▶ **OBJECTIVE**:
Count the rows below that contain the string "checkbox", matching case exactly, and reply with only that number.

• • • • • • •

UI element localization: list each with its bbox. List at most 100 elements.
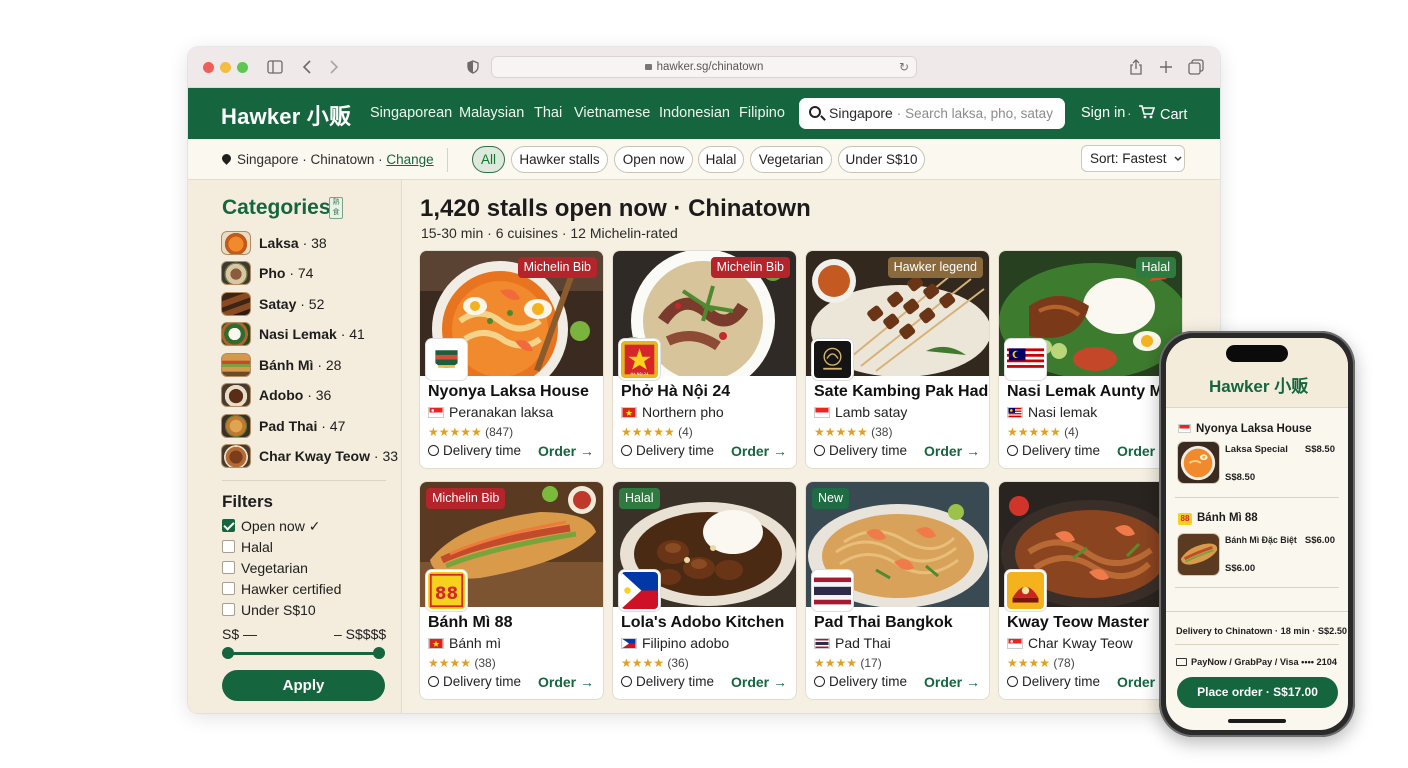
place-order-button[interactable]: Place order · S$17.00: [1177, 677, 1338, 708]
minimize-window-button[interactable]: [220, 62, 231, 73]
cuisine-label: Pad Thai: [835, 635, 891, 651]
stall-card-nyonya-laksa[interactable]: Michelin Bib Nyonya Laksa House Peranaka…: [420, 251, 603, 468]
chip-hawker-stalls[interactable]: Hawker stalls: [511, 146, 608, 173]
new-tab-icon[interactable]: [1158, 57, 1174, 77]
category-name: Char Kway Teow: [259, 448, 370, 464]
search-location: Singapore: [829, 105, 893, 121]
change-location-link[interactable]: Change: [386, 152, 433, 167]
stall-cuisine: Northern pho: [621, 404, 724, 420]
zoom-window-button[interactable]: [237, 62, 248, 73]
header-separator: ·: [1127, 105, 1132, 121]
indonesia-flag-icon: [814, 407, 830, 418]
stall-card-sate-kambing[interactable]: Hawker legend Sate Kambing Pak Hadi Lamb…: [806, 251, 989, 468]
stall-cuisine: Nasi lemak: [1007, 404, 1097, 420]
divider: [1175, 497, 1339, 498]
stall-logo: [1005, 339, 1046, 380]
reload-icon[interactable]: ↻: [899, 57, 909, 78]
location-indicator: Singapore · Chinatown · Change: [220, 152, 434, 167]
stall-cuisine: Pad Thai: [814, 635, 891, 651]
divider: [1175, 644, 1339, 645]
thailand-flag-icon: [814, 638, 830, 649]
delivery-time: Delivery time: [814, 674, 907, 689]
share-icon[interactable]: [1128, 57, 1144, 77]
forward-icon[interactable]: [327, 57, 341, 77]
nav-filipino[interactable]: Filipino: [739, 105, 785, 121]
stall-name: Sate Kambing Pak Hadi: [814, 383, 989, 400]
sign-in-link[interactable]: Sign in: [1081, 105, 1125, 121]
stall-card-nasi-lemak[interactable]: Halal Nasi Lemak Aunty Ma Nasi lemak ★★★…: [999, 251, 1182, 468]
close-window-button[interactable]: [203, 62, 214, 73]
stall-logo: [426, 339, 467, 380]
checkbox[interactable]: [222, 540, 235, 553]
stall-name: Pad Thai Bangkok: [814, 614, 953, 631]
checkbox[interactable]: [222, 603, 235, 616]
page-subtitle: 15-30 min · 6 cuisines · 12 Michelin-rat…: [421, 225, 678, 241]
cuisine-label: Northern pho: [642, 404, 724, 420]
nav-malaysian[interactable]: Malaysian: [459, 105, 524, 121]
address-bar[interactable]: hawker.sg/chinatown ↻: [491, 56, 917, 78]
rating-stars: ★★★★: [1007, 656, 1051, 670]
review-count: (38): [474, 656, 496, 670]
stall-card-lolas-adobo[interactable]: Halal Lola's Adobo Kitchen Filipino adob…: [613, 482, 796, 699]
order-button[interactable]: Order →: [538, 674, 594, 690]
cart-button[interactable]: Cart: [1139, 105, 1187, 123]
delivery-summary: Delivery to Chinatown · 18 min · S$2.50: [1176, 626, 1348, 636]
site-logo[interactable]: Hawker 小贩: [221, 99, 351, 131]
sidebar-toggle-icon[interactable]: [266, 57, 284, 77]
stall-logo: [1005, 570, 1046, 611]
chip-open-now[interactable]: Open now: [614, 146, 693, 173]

• • • • • • •

▶ **OUTPUT FOR THIS TASK**:
2